====== Information provided ======
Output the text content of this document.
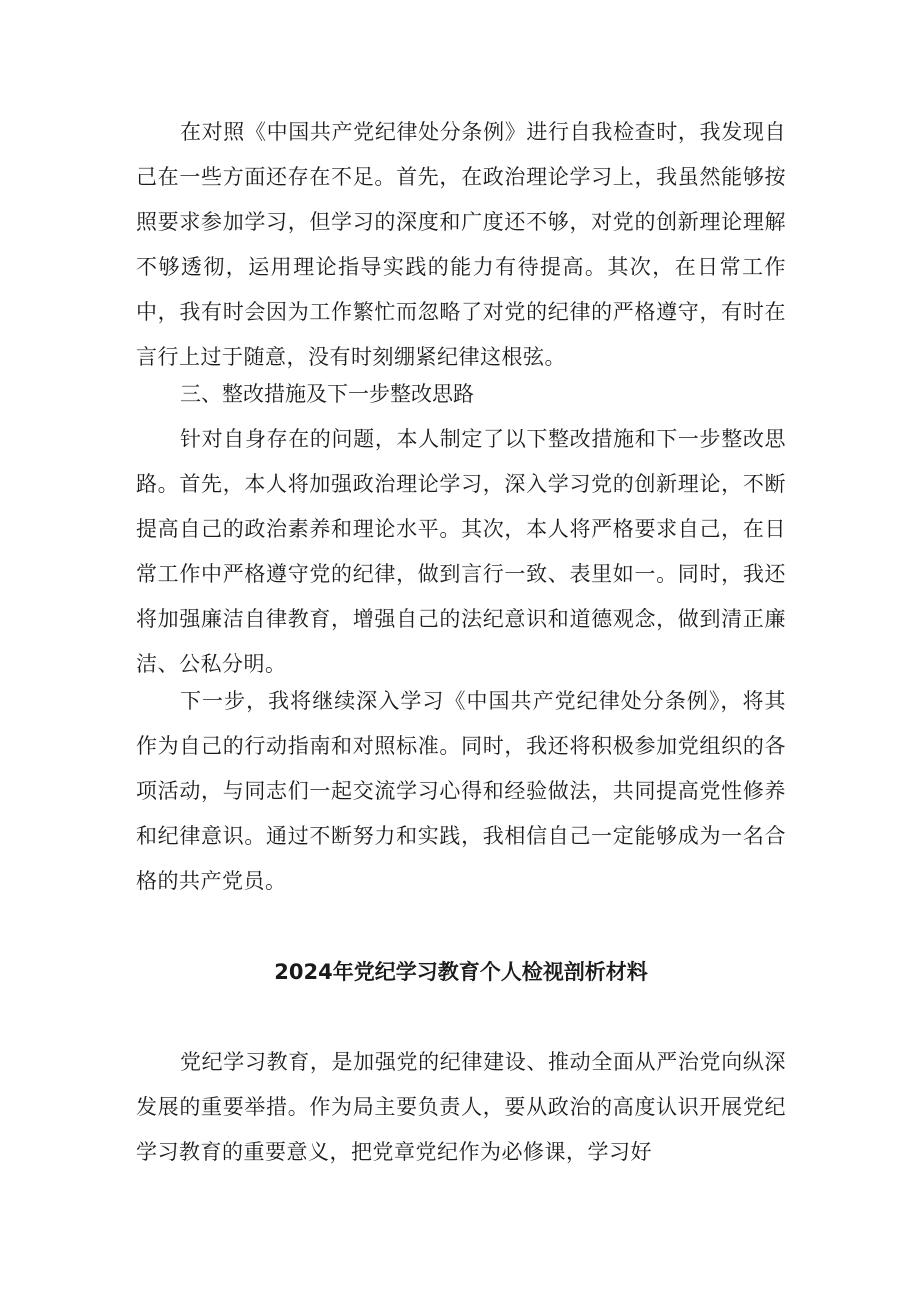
在对照《中国共产党纪律处分条例》进行自我检查时，我发现自己在一些方面还存在不足。首先，在政治理论学习上，我虽然能够按照要求参加学习，但学习的深度和广度还不够，对党的创新理论理解不够透彻，运用理论指导实践的能力有待提高。其次，在日常工作中，我有时会因为工作繁忙而忽略了对党的纪律的严格遵守，有时在言行上过于随意，没有时刻绷紧纪律这根弦。

三、整改措施及下一步整改思路

针对自身存在的问题，本人制定了以下整改措施和下一步整改思路。首先，本人将加强政治理论学习，深入学习党的创新理论，不断提高自己的政治素养和理论水平。其次，本人将严格要求自己，在日常工作中严格遵守党的纪律，做到言行一致、表里如一。同时，我还将加强廉洁自律教育，增强自己的法纪意识和道德观念，做到清正廉洁、公私分明。

下一步，我将继续深入学习《中国共产党纪律处分条例》，将其作为自己的行动指南和对照标准。同时，我还将积极参加党组织的各项活动，与同志们一起交流学习心得和经验做法，共同提高党性修养和纪律意识。通过不断努力和实践，我相信自己一定能够成为一名合格的共产党员。

2024年党纪学习教育个人检视剖析材料

党纪学习教育，是加强党的纪律建设、推动全面从严治党向纵深发展的重要举措。作为局主要负责人，要从政治的高度认识开展党纪学习教育的重要意义，把党章党纪作为必修课，学习好
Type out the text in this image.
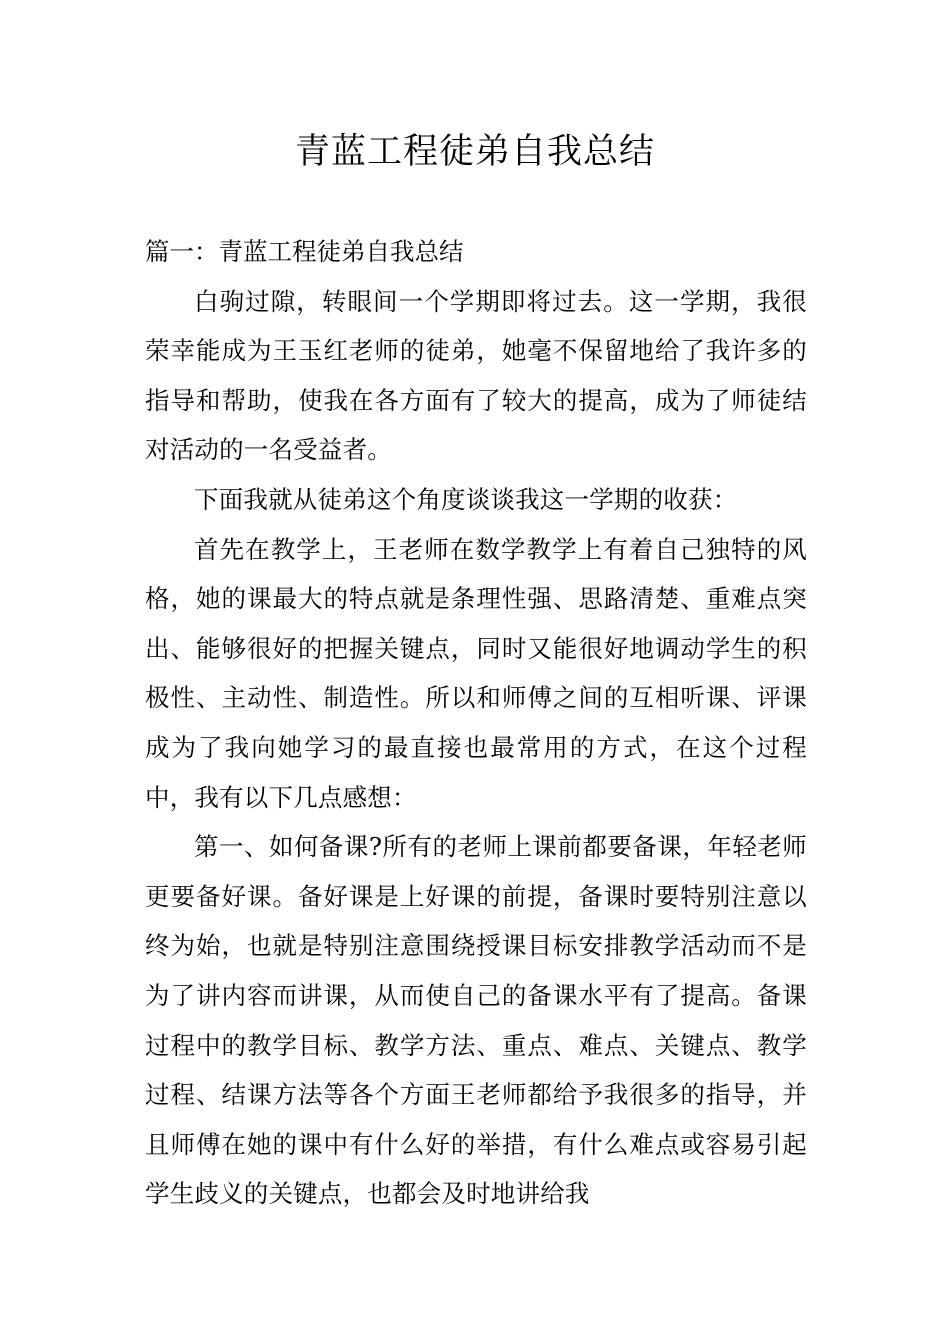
青蓝工程徒弟自我总结

篇一：青蓝工程徒弟自我总结

白驹过隙，转眼间一个学期即将过去。这一学期，我很荣幸能成为王玉红老师的徒弟，她毫不保留地给了我许多的指导和帮助，使我在各方面有了较大的提高，成为了师徒结对活动的一名受益者。

下面我就从徒弟这个角度谈谈我这一学期的收获：

首先在教学上，王老师在数学教学上有着自己独特的风格，她的课最大的特点就是条理性强、思路清楚、重难点突出、能够很好的把握关键点，同时又能很好地调动学生的积极性、主动性、制造性。所以和师傅之间的互相听课、评课成为了我向她学习的最直接也最常用的方式，在这个过程中，我有以下几点感想：

第一、如何备课?所有的老师上课前都要备课，年轻老师更要备好课。备好课是上好课的前提，备课时要特别注意以终为始，也就是特别注意围绕授课目标安排教学活动而不是为了讲内容而讲课，从而使自己的备课水平有了提高。备课过程中的教学目标、教学方法、重点、难点、关键点、教学过程、结课方法等各个方面王老师都给予我很多的指导，并且师傅在她的课中有什么好的举措，有什么难点或容易引起学生歧义的关键点，也都会及时地讲给我
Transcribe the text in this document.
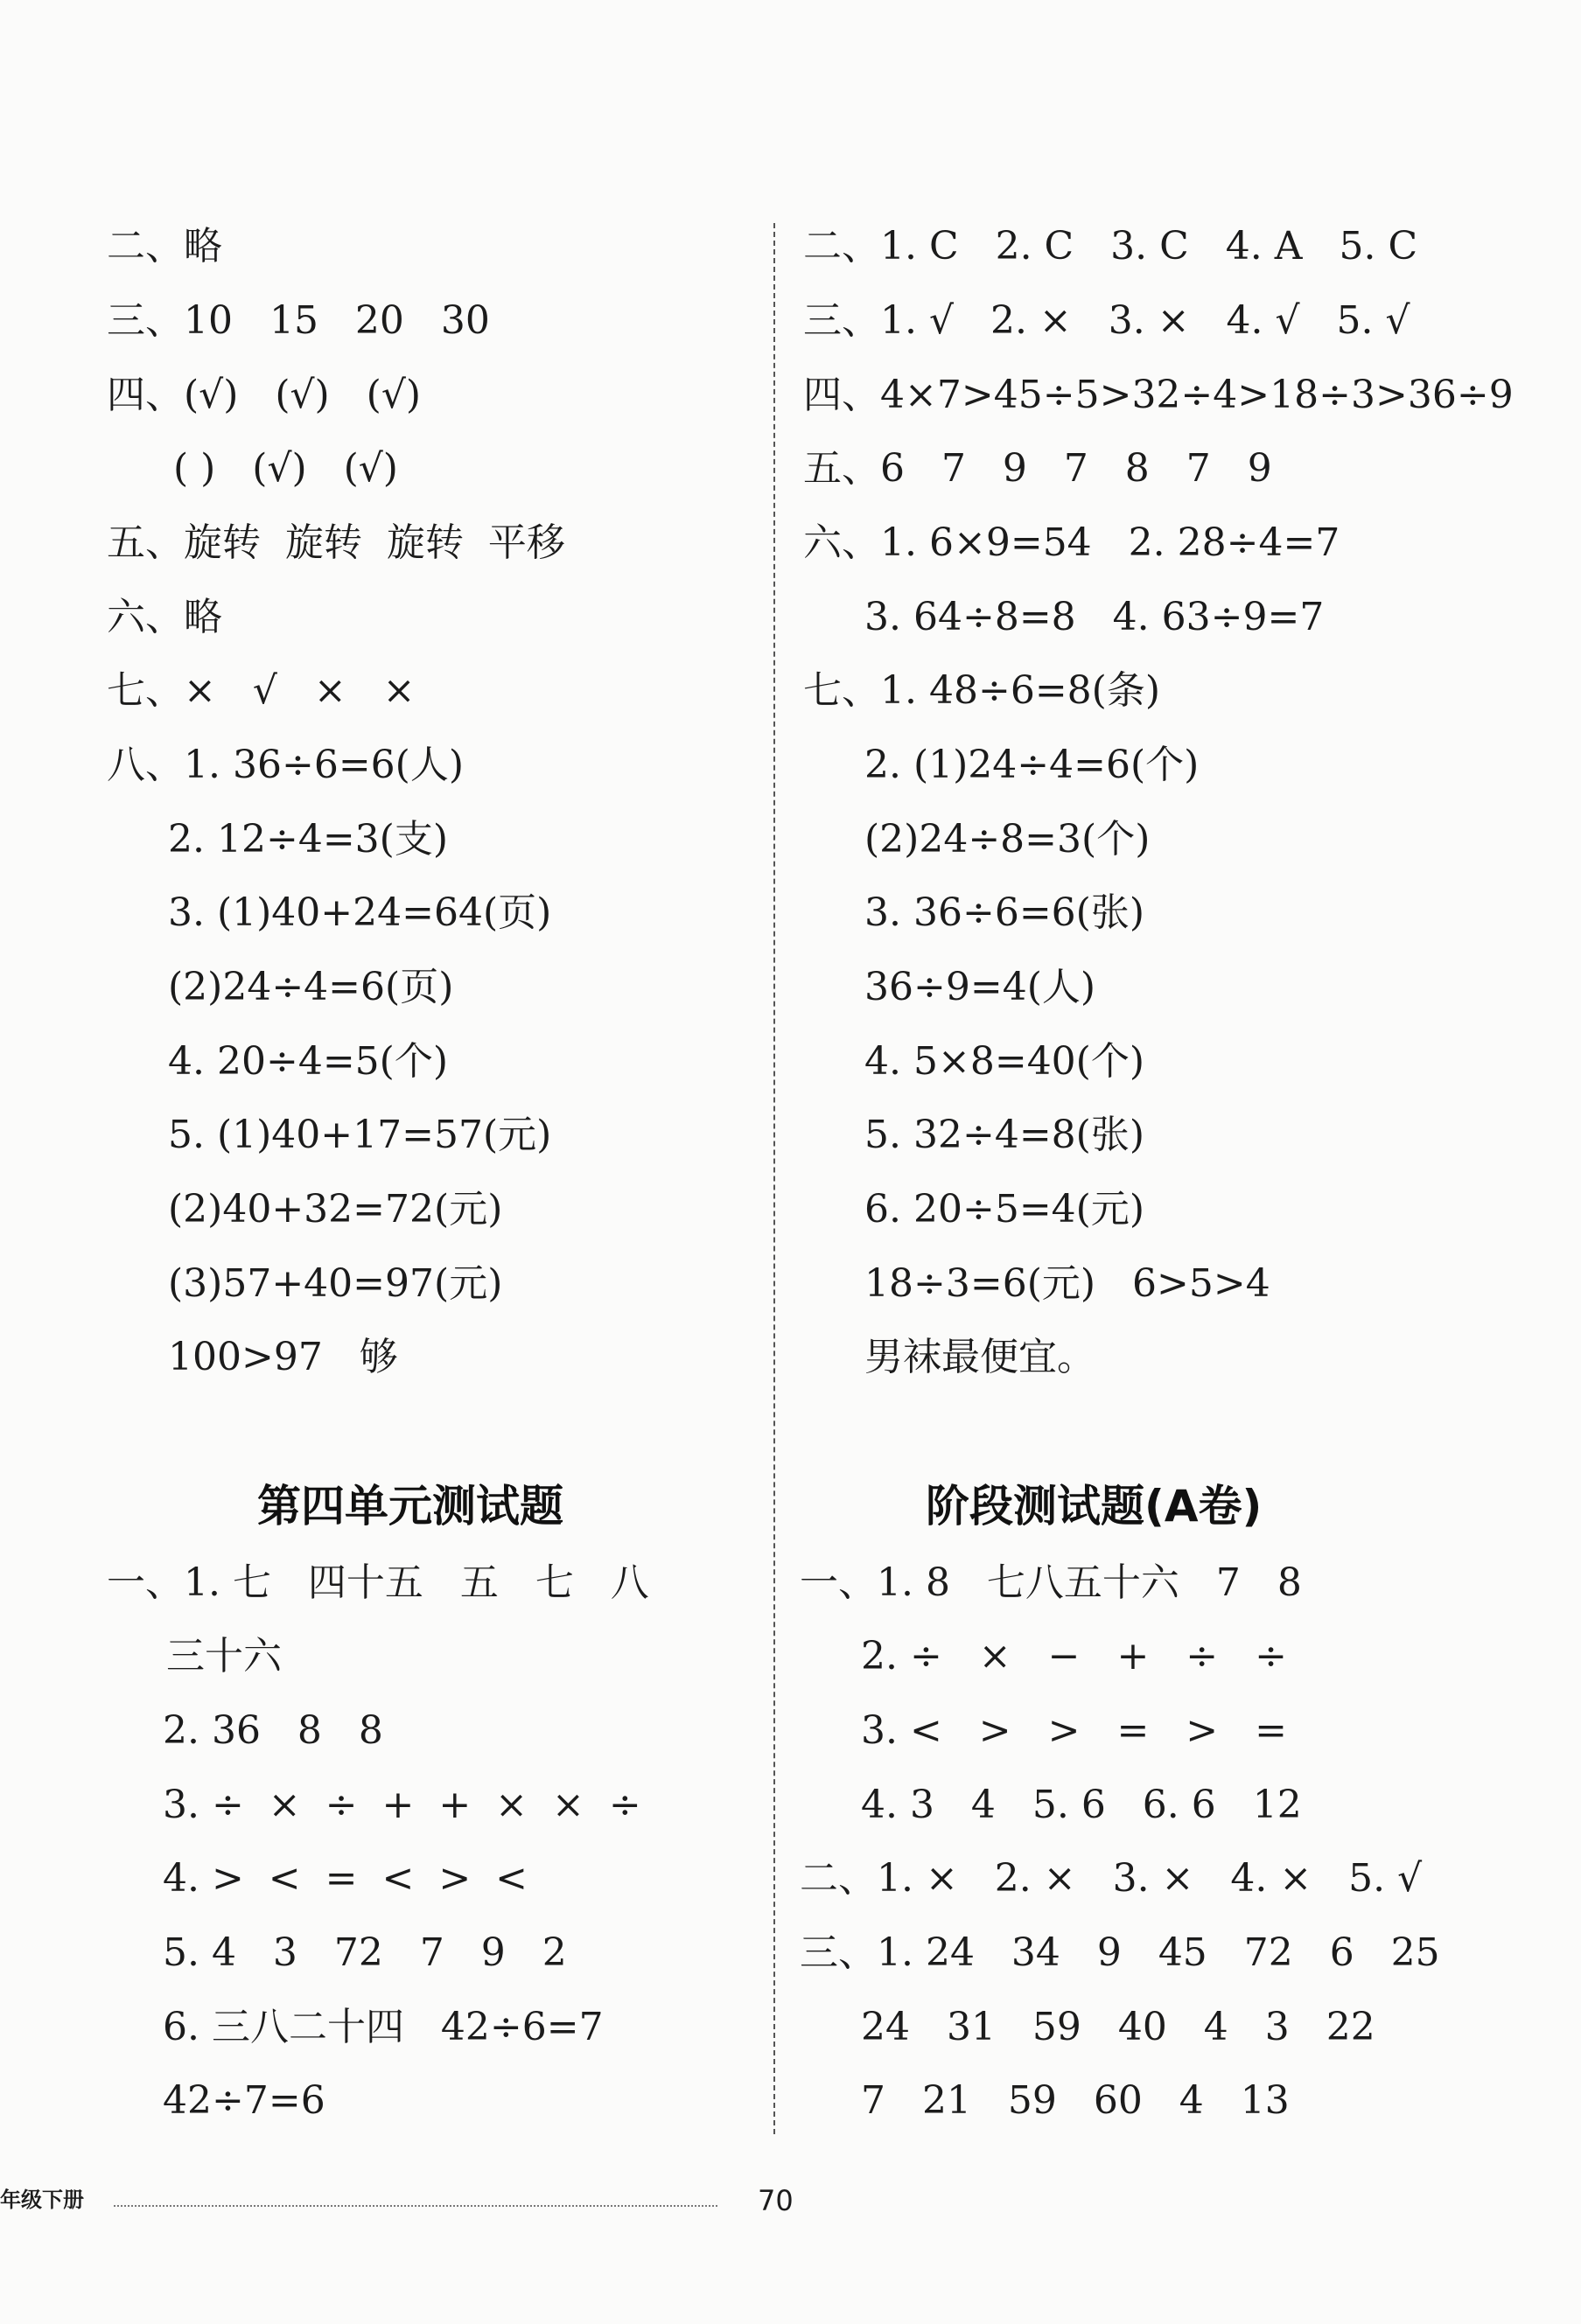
二、略
三、10   15   20   30
四、(√)   (√)   (√)
( )   (√)   (√)
五、旋转  旋转  旋转  平移
六、略
七、×   √   ×   ×
八、1. 36÷6=6(人)
2. 12÷4=3(支)
3. (1)40+24=64(页)
(2)24÷4=6(页)
4. 20÷4=5(个)
5. (1)40+17=57(元)
(2)40+32=72(元)
(3)57+40=97(元)
100>97   够
第四单元测试题
一、1. 七   四十五   五   七   八
三十六
2. 36   8   8
3. ÷  ×  ÷  +  +  ×  ×  ÷
4. >  <  =  <  >  <
5. 4   3   72   7   9   2
6. 三八二十四   42÷6=7
42÷7=6
二、1. C   2. C   3. C   4. A   5. C
三、1. √   2. ×   3. ×   4. √   5. √
四、4×7>45÷5>32÷4>18÷3>36÷9
五、6   7   9   7   8   7   9
六、1. 6×9=54   2. 28÷4=7
3. 64÷8=8   4. 63÷9=7
七、1. 48÷6=8(条)
2. (1)24÷4=6(个)
(2)24÷8=3(个)
3. 36÷6=6(张)
36÷9=4(人)
4. 5×8=40(个)
5. 32÷4=8(张)
6. 20÷5=4(元)
18÷3=6(元)   6>5>4
男袜最便宜。
阶段测试题(A卷)
一、1. 8   七八五十六   7   8
2. ÷   ×   −   +   ÷   ÷
3. <   >   >   =   >   =
4. 3   4   5. 6   6. 6   12
二、1. ×   2. ×   3. ×   4. ×   5. √
三、1. 24   34   9   45   72   6   25
24   31   59   40   4   3   22
7   21   59   60   4   13
年级下册	70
======
## [What the task requires]
Check every line of the data, and copy the ones that contain "中国共产党纪律处分条例".

## [Written answer]
在对照《中国共产党纪律处分条例》进行自我检查时，我发现自己在一些方面还存在不足。首先，在政治理论学习上，我虽然能够按照要求参加学习，但学习的深度和广度还不够，对党的创新理论理解不够透彻，运用理论指导实践的能力有待提高。其次，在日常工作中，我有时会因为工作繁忙而忽略了对党的纪律的严格遵守，有时在言行上过于随意，没有时刻绷紧纪律这根弦。
下一步，我将继续深入学习《中国共产党纪律处分条例》，将其作为自己的行动指南和对照标准。同时，我还将积极参加党组织的各项活动，与同志们一起交流学习心得和经验做法，共同提高党性修养和纪律意识。通过不断努力和实践，我相信自己一定能够成为一名合格的共产党员。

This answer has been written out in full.